▶ [WRITTEN PROBLEM]
Retype each line of the material exactly, please, skipping any picture in it.

▶ [Figure dataset records]
========================================================================

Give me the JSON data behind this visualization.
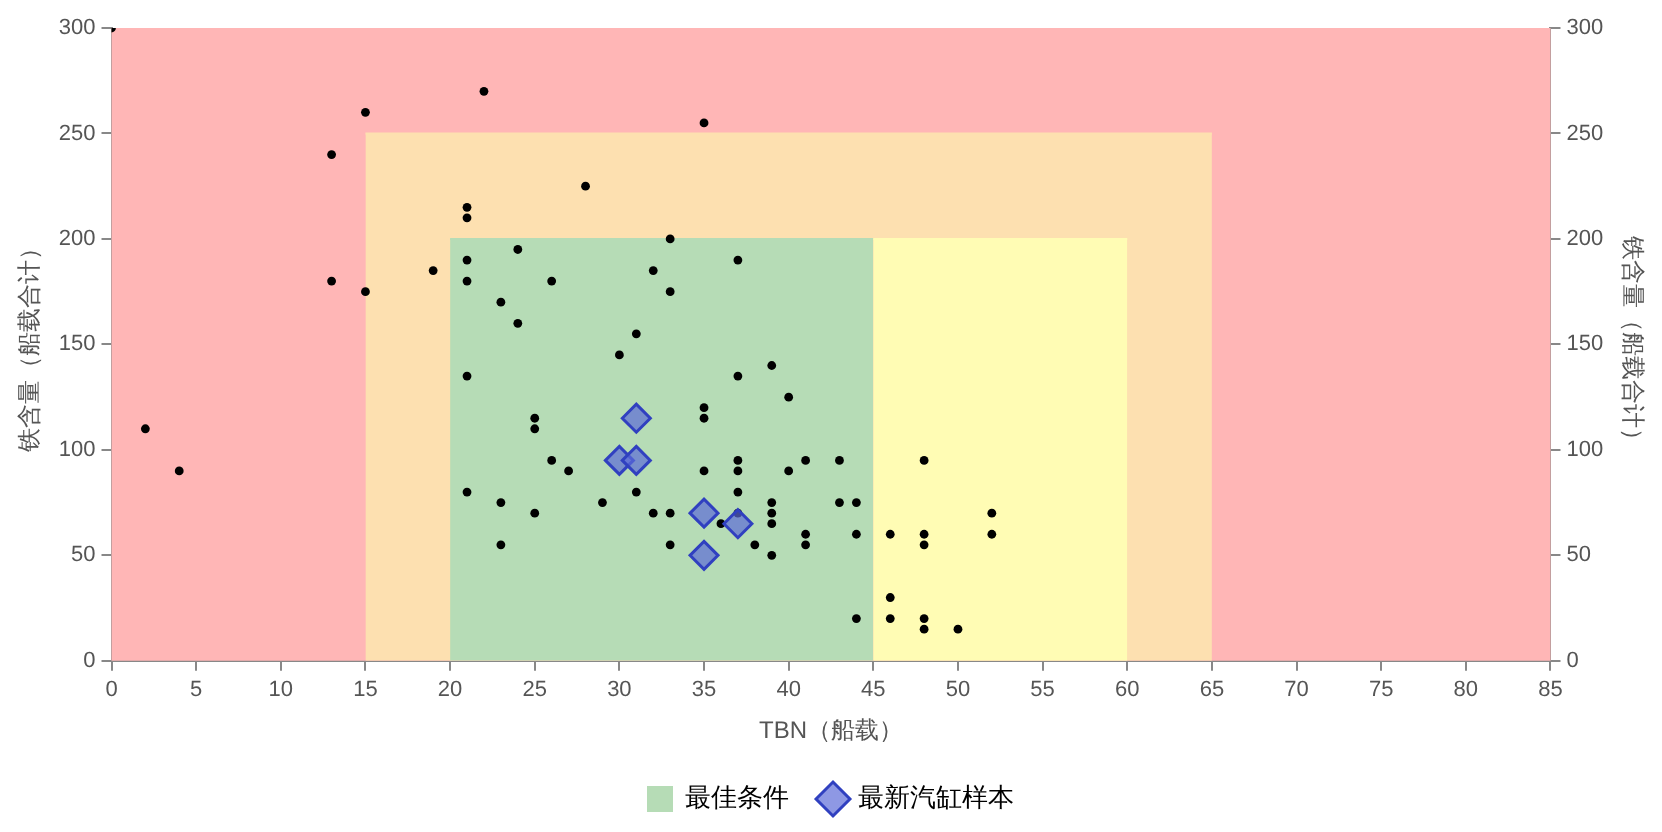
{
  "chart_data": {
    "type": "scatter",
    "xlabel": "TBN（船载）",
    "ylabel": "铁含量（船载合计）",
    "y2label": "铁含量（船载合计）",
    "xlim": [
      0,
      85
    ],
    "xticks": [
      0,
      5,
      10,
      15,
      20,
      25,
      30,
      35,
      40,
      45,
      50,
      55,
      60,
      65,
      70,
      75,
      80,
      85
    ],
    "ylim": [
      0,
      300
    ],
    "yticks": [
      0,
      50,
      100,
      150,
      200,
      250,
      300
    ],
    "y2lim": [
      0,
      300
    ],
    "y2ticks": [
      0,
      50,
      100,
      150,
      200,
      250,
      300
    ],
    "legend": "bottom",
    "bands": [
      {
        "axis": "x",
        "from": 0,
        "to": 85,
        "color": "#ffb6b6"
      }
    ],
    "series": [
      {
        "type": "area",
        "color": "#fde0b0",
        "x": [
          15,
          65
        ],
        "values": [
          250,
          250
        ]
      },
      {
        "type": "area",
        "name": "最佳条件",
        "color": "#b6dcb6",
        "x": [
          20,
          45
        ],
        "values": [
          200,
          200
        ]
      },
      {
        "type": "area",
        "color": "#fffcb4",
        "x": [
          45,
          60
        ],
        "values": [
          200,
          200
        ]
      },
      {
        "type": "scatter",
        "marker": "circle",
        "color": "#000000",
        "x": [
          0,
          2,
          4,
          13,
          13,
          15,
          15,
          19,
          22,
          28,
          35,
          21,
          21,
          21,
          21,
          21,
          21,
          23,
          24,
          24,
          25,
          25,
          26,
          23,
          23,
          25,
          26,
          27,
          29,
          30,
          31,
          31,
          32,
          33,
          33,
          32,
          33,
          33,
          35,
          35,
          35,
          36,
          37,
          37,
          37,
          37,
          37,
          37,
          39,
          39,
          39,
          39,
          38,
          39,
          40,
          40,
          41,
          41,
          41,
          43,
          43,
          44,
          44,
          44,
          46,
          46,
          46,
          48,
          48,
          48,
          48,
          48,
          50,
          52,
          52
        ],
        "values": [
          300,
          110,
          90,
          240,
          180,
          260,
          175,
          185,
          270,
          225,
          255,
          215,
          210,
          190,
          180,
          135,
          80,
          170,
          195,
          160,
          115,
          110,
          180,
          75,
          55,
          70,
          95,
          90,
          75,
          145,
          155,
          80,
          185,
          200,
          175,
          70,
          70,
          55,
          120,
          115,
          90,
          65,
          190,
          135,
          95,
          90,
          80,
          70,
          140,
          75,
          70,
          65,
          55,
          50,
          125,
          90,
          95,
          60,
          55,
          95,
          75,
          75,
          60,
          20,
          60,
          30,
          20,
          95,
          60,
          55,
          20,
          15,
          15,
          70,
          60
        ]
      },
      {
        "type": "scatter",
        "marker": "diamond",
        "name": "最新汽缸样本",
        "color": "#5b6ad8",
        "x": [
          31,
          30,
          31,
          35,
          37,
          35
        ],
        "values": [
          115,
          95,
          95,
          70,
          65,
          50
        ]
      }
    ]
  }
}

========================================================================

▶ [RESULT OF THE TASK]
Give me the JSON data behind this visualization.
{
  "chart_data": {
    "type": "scatter",
    "xlabel": "TBN（船载）",
    "ylabel": "铁含量（船载合计）",
    "y2label": "铁含量（船载合计）",
    "xlim": [
      0,
      85
    ],
    "xticks": [
      0,
      5,
      10,
      15,
      20,
      25,
      30,
      35,
      40,
      45,
      50,
      55,
      60,
      65,
      70,
      75,
      80,
      85
    ],
    "ylim": [
      0,
      300
    ],
    "yticks": [
      0,
      50,
      100,
      150,
      200,
      250,
      300
    ],
    "y2lim": [
      0,
      300
    ],
    "y2ticks": [
      0,
      50,
      100,
      150,
      200,
      250,
      300
    ],
    "legend": "bottom",
    "bands": [
      {
        "axis": "x",
        "from": 0,
        "to": 85,
        "color": "#ffb6b6"
      }
    ],
    "series": [
      {
        "type": "area",
        "color": "#fde0b0",
        "x": [
          15,
          65
        ],
        "values": [
          250,
          250
        ]
      },
      {
        "type": "area",
        "name": "最佳条件",
        "color": "#b6dcb6",
        "x": [
          20,
          45
        ],
        "values": [
          200,
          200
        ]
      },
      {
        "type": "area",
        "color": "#fffcb4",
        "x": [
          45,
          60
        ],
        "values": [
          200,
          200
        ]
      },
      {
        "type": "scatter",
        "marker": "circle",
        "color": "#000000",
        "x": [
          0,
          2,
          4,
          13,
          13,
          15,
          15,
          19,
          22,
          28,
          35,
          21,
          21,
          21,
          21,
          21,
          21,
          23,
          24,
          24,
          25,
          25,
          26,
          23,
          23,
          25,
          26,
          27,
          29,
          30,
          31,
          31,
          32,
          33,
          33,
          32,
          33,
          33,
          35,
          35,
          35,
          36,
          37,
          37,
          37,
          37,
          37,
          37,
          39,
          39,
          39,
          39,
          38,
          39,
          40,
          40,
          41,
          41,
          41,
          43,
          43,
          44,
          44,
          44,
          46,
          46,
          46,
          48,
          48,
          48,
          48,
          48,
          50,
          52,
          52
        ],
        "values": [
          300,
          110,
          90,
          240,
          180,
          260,
          175,
          185,
          270,
          225,
          255,
          215,
          210,
          190,
          180,
          135,
          80,
          170,
          195,
          160,
          115,
          110,
          180,
          75,
          55,
          70,
          95,
          90,
          75,
          145,
          155,
          80,
          185,
          200,
          175,
          70,
          70,
          55,
          120,
          115,
          90,
          65,
          190,
          135,
          95,
          90,
          80,
          70,
          140,
          75,
          70,
          65,
          55,
          50,
          125,
          90,
          95,
          60,
          55,
          95,
          75,
          75,
          60,
          20,
          60,
          30,
          20,
          95,
          60,
          55,
          20,
          15,
          15,
          70,
          60
        ]
      },
      {
        "type": "scatter",
        "marker": "diamond",
        "name": "最新汽缸样本",
        "color": "#5b6ad8",
        "x": [
          31,
          30,
          31,
          35,
          37,
          35
        ],
        "values": [
          115,
          95,
          95,
          70,
          65,
          50
        ]
      }
    ]
  }
}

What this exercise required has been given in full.